— SHORT PROBLEM —
Transcribe the records below in full; pictures stay out of the copy.

Data excerpts:
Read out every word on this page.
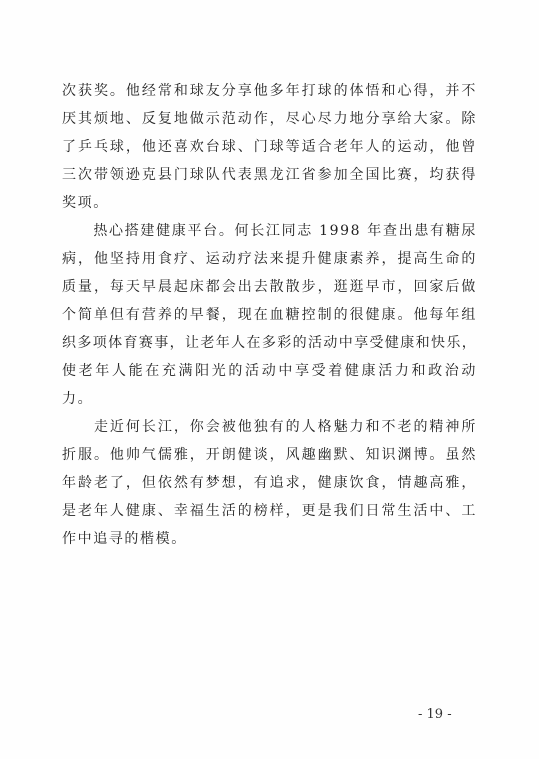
次获奖。他经常和球友分享他多年打球的体悟和心得，并不
厌其烦地、反复地做示范动作，尽心尽力地分享给大家。除
了乒乓球，他还喜欢台球、门球等适合老年人的运动，他曾
三次带领逊克县门球队代表黑龙江省参加全国比赛，均获得
奖项。
　　热心搭建健康平台。何长江同志 1998 年查出患有糖尿
病，他坚持用食疗、运动疗法来提升健康素养，提高生命的
质量，每天早晨起床都会出去散散步，逛逛早市，回家后做
个简单但有营养的早餐，现在血糖控制的很健康。他每年组
织多项体育赛事，让老年人在多彩的活动中享受健康和快乐，
使老年人能在充满阳光的活动中享受着健康活力和政治动
力。
　　走近何长江，你会被他独有的人格魅力和不老的精神所
折服。他帅气儒雅，开朗健谈，风趣幽默、知识渊博。虽然
年龄老了，但依然有梦想，有追求，健康饮食，情趣高雅，
是老年人健康、幸福生活的榜样，更是我们日常生活中、工
作中追寻的楷模。
- 19 -
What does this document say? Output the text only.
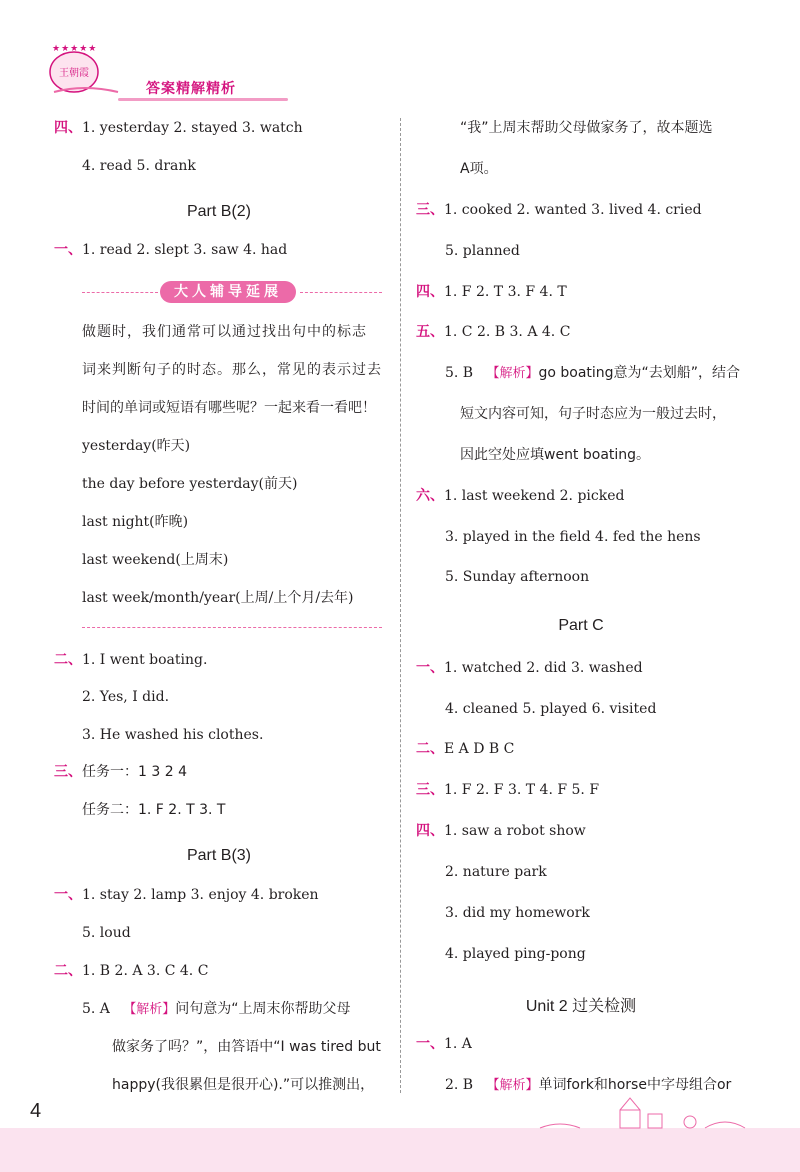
王朝霞
★★★★★
答案精解精析
四、1. yesterday 2. stayed 3. watch
4. read 5. drank
Part B(2)
一、1. read 2. slept 3. saw 4. had
大人辅导延展
做题时，我们通常可以通过找出句中的标志
词来判断句子的时态。那么，常见的表示过去
时间的单词或短语有哪些呢？一起来看一看吧！
yesterday(昨天)
the day before yesterday(前天)
last night(昨晚)
last weekend(上周末)
last week/month/year(上周/上个月/去年)
二、1. I went boating.
2. Yes, I did.
3. He washed his clothes.
三、任务一：1 3 2 4
任务二：1. F 2. T 3. T
Part B(3)
一、1. stay 2. lamp 3. enjoy 4. broken
5. loud
二、1. B 2. A 3. C 4. C
5. A 【解析】问句意为“上周末你帮助父母
做家务了吗？”，由答语中“I was tired but
happy(我很累但是很开心).”可以推测出，
“我”上周末帮助父母做家务了，故本题选
A项。
三、1. cooked 2. wanted 3. lived 4. cried
5. planned
四、1. F 2. T 3. F 4. T
五、1. C 2. B 3. A 4. C
5. B 【解析】go boating意为“去划船”，结合
短文内容可知，句子时态应为一般过去时，
因此空处应填went boating。
六、1. last weekend 2. picked
3. played in the field 4. fed the hens
5. Sunday afternoon
Part C
一、1. watched 2. did 3. washed
4. cleaned 5. played 6. visited
二、E A D B C
三、1. F 2. F 3. T 4. F 5. F
四、1. saw a robot show
2. nature park
3. did my homework
4. played ping-pong
Unit 2 过关检测
一、1. A
2. B 【解析】单词fork和horse中字母组合or
4
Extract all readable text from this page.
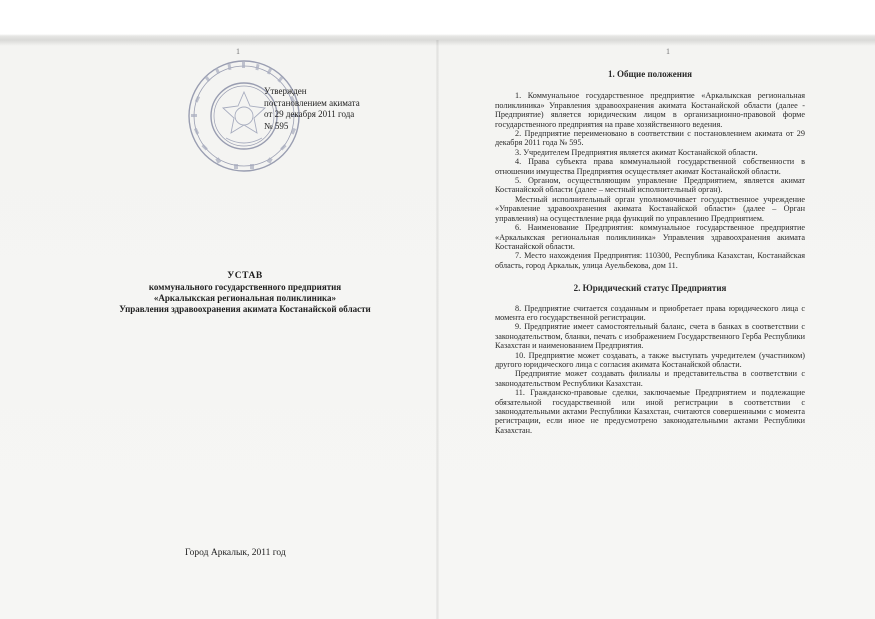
1	1
Утвержден
постановлением акимата
от 29 декабря 2011 года
№ 595
УСТАВ
коммунального государственного предприятия
«Аркалыкская региональная поликлиника»
Управления здравоохранения акимата Костанайской области
Город Аркалык, 2011 год
1. Общие положения

1. Коммунальное государственное предприятие «Аркалыкская региональная поликлиника» Управления здравоохранения акимата Костанайской области (далее - Предприятие) является юридическим лицом в организационно-правовой форме государственного предприятия на праве хозяйственного ведения.

2. Предприятие переименовано в соответствии с постановлением акимата от 29 декабря 2011 года № 595.

3. Учредителем Предприятия является акимат Костанайской области.

4. Права субъекта права коммунальной государственной собственности в отношении имущества Предприятия осуществляет акимат Костанайской области.

5. Органом, осуществляющим управление Предприятием, является акимат Костанайской области (далее – местный исполнительный орган).

Местный исполнительный орган уполномочивает государственное учреждение «Управление здравоохранения акимата Костанайской области» (далее – Орган управления) на осуществление ряда функций по управлению Предприятием.

6. Наименование Предприятия: коммунальное государственное предприятие «Аркалыкская региональная поликлиника» Управления здравоохранения акимата Костанайской области.

7. Место нахождения Предприятия: 110300, Республика Казахстан, Костанайская область, город Аркалык, улица Ауельбекова, дом 11.

2. Юридический статус Предприятия

8. Предприятие считается созданным и приобретает права юридического лица с момента его государственной регистрации.

9. Предприятие имеет самостоятельный баланс, счета в банках в соответствии с законодательством, бланки, печать с изображением Государственного Герба Республики Казахстан и наименованием Предприятия.

10. Предприятие может создавать, а также выступать учредителем (участником) другого юридического лица с согласия акимата Костанайской области.

Предприятие может создавать филиалы и представительства в соответствии с законодательством Республики Казахстан.

11. Гражданско-правовые сделки, заключаемые Предприятием и подлежащие обязательной государственной или иной регистрации в соответствии с законодательными актами Республики Казахстан, считаются совершенными с момента регистрации, если иное не предусмотрено законодательными актами Республики Казахстан.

— RESULT FOR THIS EXERCISE —
Read out every word on this page.
次获奖。他经常和球友分享他多年打球的体悟和心得，并不
厌其烦地、反复地做示范动作，尽心尽力地分享给大家。除
了乒乓球，他还喜欢台球、门球等适合老年人的运动，他曾
三次带领逊克县门球队代表黑龙江省参加全国比赛，均获得
奖项。
　　热心搭建健康平台。何长江同志 1998 年查出患有糖尿
病，他坚持用食疗、运动疗法来提升健康素养，提高生命的
质量，每天早晨起床都会出去散散步，逛逛早市，回家后做
个简单但有营养的早餐，现在血糖控制的很健康。他每年组
织多项体育赛事，让老年人在多彩的活动中享受健康和快乐，
使老年人能在充满阳光的活动中享受着健康活力和政治动
力。
　　走近何长江，你会被他独有的人格魅力和不老的精神所
折服。他帅气儒雅，开朗健谈，风趣幽默、知识渊博。虽然
年龄老了，但依然有梦想，有追求，健康饮食，情趣高雅，
是老年人健康、幸福生活的榜样，更是我们日常生活中、工
作中追寻的楷模。
- 19 -
What does this document say? Output the text only.
王朝霞
★★★★★
答案精解精析
四、1. yesterday 2. stayed 3. watch
4. read 5. drank
Part B(2)
一、1. read 2. slept 3. saw 4. had
大人辅导延展
做题时，我们通常可以通过找出句中的标志
词来判断句子的时态。那么，常见的表示过去
时间的单词或短语有哪些呢？一起来看一看吧！
yesterday(昨天)
the day before yesterday(前天)
last night(昨晚)
last weekend(上周末)
last week/month/year(上周/上个月/去年)
二、1. I went boating.
2. Yes, I did.
3. He washed his clothes.
三、任务一：1 3 2 4
任务二：1. F 2. T 3. T
Part B(3)
一、1. stay 2. lamp 3. enjoy 4. broken
5. loud
二、1. B 2. A 3. C 4. C
5. A 【解析】问句意为“上周末你帮助父母
做家务了吗？”，由答语中“I was tired but
happy(我很累但是很开心).”可以推测出，
“我”上周末帮助父母做家务了，故本题选
A项。
三、1. cooked 2. wanted 3. lived 4. cried
5. planned
四、1. F 2. T 3. F 4. T
五、1. C 2. B 3. A 4. C
5. B 【解析】go boating意为“去划船”，结合
短文内容可知，句子时态应为一般过去时，
因此空处应填went boating。
六、1. last weekend 2. picked
3. played in the field 4. fed the hens
5. Sunday afternoon
Part C
一、1. watched 2. did 3. washed
4. cleaned 5. played 6. visited
二、E A D B C
三、1. F 2. F 3. T 4. F 5. F
四、1. saw a robot show
2. nature park
3. did my homework
4. played ping-pong
Unit 2 过关检测
一、1. A
2. B 【解析】单词fork和horse中字母组合or
4
Extract all readable text from this page.
1	1
Утвержден
постановлением акимата
от 29 декабря 2011 года
№ 595
УСТАВ
коммунального государственного предприятия
«Аркалыкская региональная поликлиника»
Управления здравоохранения акимата Костанайской области
Город Аркалык, 2011 год
1. Общие положения

1. Коммунальное государственное предприятие «Аркалыкская региональная поликлиника» Управления здравоохранения акимата Костанайской области (далее - Предприятие) является юридическим лицом в организационно-правовой форме государственного предприятия на праве хозяйственного ведения.

2. Предприятие переименовано в соответствии с постановлением акимата от 29 декабря 2011 года № 595.

3. Учредителем Предприятия является акимат Костанайской области.

4. Права субъекта права коммунальной государственной собственности в отношении имущества Предприятия осуществляет акимат Костанайской области.

5. Органом, осуществляющим управление Предприятием, является акимат Костанайской области (далее – местный исполнительный орган).

Местный исполнительный орган уполномочивает государственное учреждение «Управление здравоохранения акимата Костанайской области» (далее – Орган управления) на осуществление ряда функций по управлению Предприятием.

6. Наименование Предприятия: коммунальное государственное предприятие «Аркалыкская региональная поликлиника» Управления здравоохранения акимата Костанайской области.

7. Место нахождения Предприятия: 110300, Республика Казахстан, Костанайская область, город Аркалык, улица Ауельбекова, дом 11.

2. Юридический статус Предприятия

8. Предприятие считается созданным и приобретает права юридического лица с момента его государственной регистрации.

9. Предприятие имеет самостоятельный баланс, счета в банках в соответствии с законодательством, бланки, печать с изображением Государственного Герба Республики Казахстан и наименованием Предприятия.

10. Предприятие может создавать, а также выступать учредителем (участником) другого юридического лица с согласия акимата Костанайской области.

Предприятие может создавать филиалы и представительства в соответствии с законодательством Республики Казахстан.

11. Гражданско-правовые сделки, заключаемые Предприятием и подлежащие обязательной государственной или иной регистрации в соответствии с законодательными актами Республики Казахстан, считаются совершенными с момента регистрации, если иное не предусмотрено законодательными актами Республики Казахстан.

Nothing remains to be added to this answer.